▶ [The problem]:
Retype every entry word for word.

------------------------------

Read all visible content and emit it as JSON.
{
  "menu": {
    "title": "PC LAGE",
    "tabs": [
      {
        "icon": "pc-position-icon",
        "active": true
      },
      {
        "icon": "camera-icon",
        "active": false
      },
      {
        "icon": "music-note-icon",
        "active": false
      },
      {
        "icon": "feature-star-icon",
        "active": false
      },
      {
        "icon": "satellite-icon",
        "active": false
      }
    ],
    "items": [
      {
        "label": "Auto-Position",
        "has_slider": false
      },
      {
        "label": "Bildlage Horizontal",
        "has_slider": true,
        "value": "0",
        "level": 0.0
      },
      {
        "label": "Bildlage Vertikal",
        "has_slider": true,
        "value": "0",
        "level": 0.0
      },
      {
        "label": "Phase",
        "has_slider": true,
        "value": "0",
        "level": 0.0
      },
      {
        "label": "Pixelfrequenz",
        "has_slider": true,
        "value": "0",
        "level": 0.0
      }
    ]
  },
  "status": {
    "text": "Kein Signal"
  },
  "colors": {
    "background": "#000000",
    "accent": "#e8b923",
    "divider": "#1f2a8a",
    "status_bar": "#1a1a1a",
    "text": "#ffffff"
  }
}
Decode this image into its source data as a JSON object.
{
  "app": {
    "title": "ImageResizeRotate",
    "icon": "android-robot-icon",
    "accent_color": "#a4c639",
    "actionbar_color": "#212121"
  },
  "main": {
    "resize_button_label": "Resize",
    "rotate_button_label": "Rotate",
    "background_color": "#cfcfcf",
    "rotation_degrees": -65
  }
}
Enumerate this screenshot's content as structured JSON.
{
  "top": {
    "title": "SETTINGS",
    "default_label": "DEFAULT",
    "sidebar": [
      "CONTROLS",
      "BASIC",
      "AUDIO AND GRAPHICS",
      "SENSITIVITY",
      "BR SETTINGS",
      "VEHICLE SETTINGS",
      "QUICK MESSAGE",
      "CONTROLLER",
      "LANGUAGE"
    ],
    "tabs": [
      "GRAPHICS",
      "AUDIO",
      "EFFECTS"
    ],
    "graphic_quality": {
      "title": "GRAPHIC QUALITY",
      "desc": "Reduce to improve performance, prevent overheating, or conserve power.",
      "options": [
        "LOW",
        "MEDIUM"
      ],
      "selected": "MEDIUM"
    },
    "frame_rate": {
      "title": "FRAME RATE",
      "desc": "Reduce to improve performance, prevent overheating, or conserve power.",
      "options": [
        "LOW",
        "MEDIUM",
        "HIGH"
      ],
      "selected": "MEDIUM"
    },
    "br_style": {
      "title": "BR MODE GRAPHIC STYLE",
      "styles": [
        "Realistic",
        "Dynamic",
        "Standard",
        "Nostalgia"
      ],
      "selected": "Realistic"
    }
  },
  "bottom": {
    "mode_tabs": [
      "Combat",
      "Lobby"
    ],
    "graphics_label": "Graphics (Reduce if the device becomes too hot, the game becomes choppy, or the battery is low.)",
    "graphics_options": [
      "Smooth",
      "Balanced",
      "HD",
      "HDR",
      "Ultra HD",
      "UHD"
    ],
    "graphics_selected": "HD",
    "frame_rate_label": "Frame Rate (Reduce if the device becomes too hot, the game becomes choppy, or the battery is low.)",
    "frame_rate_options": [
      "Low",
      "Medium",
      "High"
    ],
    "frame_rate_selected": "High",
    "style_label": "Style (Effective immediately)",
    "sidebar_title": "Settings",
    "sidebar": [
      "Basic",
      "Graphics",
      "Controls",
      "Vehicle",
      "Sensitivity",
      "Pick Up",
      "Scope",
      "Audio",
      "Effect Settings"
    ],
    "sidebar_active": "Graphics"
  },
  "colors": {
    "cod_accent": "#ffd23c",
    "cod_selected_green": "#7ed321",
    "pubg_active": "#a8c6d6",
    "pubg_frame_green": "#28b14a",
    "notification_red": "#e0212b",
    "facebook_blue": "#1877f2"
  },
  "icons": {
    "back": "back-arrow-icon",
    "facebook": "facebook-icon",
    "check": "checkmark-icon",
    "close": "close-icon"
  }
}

------------------------------

▶ [Final result]:
Read all visible content and emit it as JSON.
{
  "menu": {
    "title": "PC LAGE",
    "tabs": [
      {
        "icon": "pc-position-icon",
        "active": true
      },
      {
        "icon": "camera-icon",
        "active": false
      },
      {
        "icon": "music-note-icon",
        "active": false
      },
      {
        "icon": "feature-star-icon",
        "active": false
      },
      {
        "icon": "satellite-icon",
        "active": false
      }
    ],
    "items": [
      {
        "label": "Auto-Position",
        "has_slider": false
      },
      {
        "label": "Bildlage Horizontal",
        "has_slider": true,
        "value": "0",
        "level": 0.0
      },
      {
        "label": "Bildlage Vertikal",
        "has_slider": true,
        "value": "0",
        "level": 0.0
      },
      {
        "label": "Phase",
        "has_slider": true,
        "value": "0",
        "level": 0.0
      },
      {
        "label": "Pixelfrequenz",
        "has_slider": true,
        "value": "0",
        "level": 0.0
      }
    ]
  },
  "status": {
    "text": "Kein Signal"
  },
  "colors": {
    "background": "#000000",
    "accent": "#e8b923",
    "divider": "#1f2a8a",
    "status_bar": "#1a1a1a",
    "text": "#ffffff"
  }
}
Decode this image into its source data as a JSON object.
{
  "app": {
    "title": "ImageResizeRotate",
    "icon": "android-robot-icon",
    "accent_color": "#a4c639",
    "actionbar_color": "#212121"
  },
  "main": {
    "resize_button_label": "Resize",
    "rotate_button_label": "Rotate",
    "background_color": "#cfcfcf",
    "rotation_degrees": -65
  }
}
Enumerate this screenshot's content as structured JSON.
{
  "top": {
    "title": "SETTINGS",
    "default_label": "DEFAULT",
    "sidebar": [
      "CONTROLS",
      "BASIC",
      "AUDIO AND GRAPHICS",
      "SENSITIVITY",
      "BR SETTINGS",
      "VEHICLE SETTINGS",
      "QUICK MESSAGE",
      "CONTROLLER",
      "LANGUAGE"
    ],
    "tabs": [
      "GRAPHICS",
      "AUDIO",
      "EFFECTS"
    ],
    "graphic_quality": {
      "title": "GRAPHIC QUALITY",
      "desc": "Reduce to improve performance, prevent overheating, or conserve power.",
      "options": [
        "LOW",
        "MEDIUM"
      ],
      "selected": "MEDIUM"
    },
    "frame_rate": {
      "title": "FRAME RATE",
      "desc": "Reduce to improve performance, prevent overheating, or conserve power.",
      "options": [
        "LOW",
        "MEDIUM",
        "HIGH"
      ],
      "selected": "MEDIUM"
    },
    "br_style": {
      "title": "BR MODE GRAPHIC STYLE",
      "styles": [
        "Realistic",
        "Dynamic",
        "Standard",
        "Nostalgia"
      ],
      "selected": "Realistic"
    }
  },
  "bottom": {
    "mode_tabs": [
      "Combat",
      "Lobby"
    ],
    "graphics_label": "Graphics (Reduce if the device becomes too hot, the game becomes choppy, or the battery is low.)",
    "graphics_options": [
      "Smooth",
      "Balanced",
      "HD",
      "HDR",
      "Ultra HD",
      "UHD"
    ],
    "graphics_selected": "HD",
    "frame_rate_label": "Frame Rate (Reduce if the device becomes too hot, the game becomes choppy, or the battery is low.)",
    "frame_rate_options": [
      "Low",
      "Medium",
      "High"
    ],
    "frame_rate_selected": "High",
    "style_label": "Style (Effective immediately)",
    "sidebar_title": "Settings",
    "sidebar": [
      "Basic",
      "Graphics",
      "Controls",
      "Vehicle",
      "Sensitivity",
      "Pick Up",
      "Scope",
      "Audio",
      "Effect Settings"
    ],
    "sidebar_active": "Graphics"
  },
  "colors": {
    "cod_accent": "#ffd23c",
    "cod_selected_green": "#7ed321",
    "pubg_active": "#a8c6d6",
    "pubg_frame_green": "#28b14a",
    "notification_red": "#e0212b",
    "facebook_blue": "#1877f2"
  },
  "icons": {
    "back": "back-arrow-icon",
    "facebook": "facebook-icon",
    "check": "checkmark-icon",
    "close": "close-icon"
  }
}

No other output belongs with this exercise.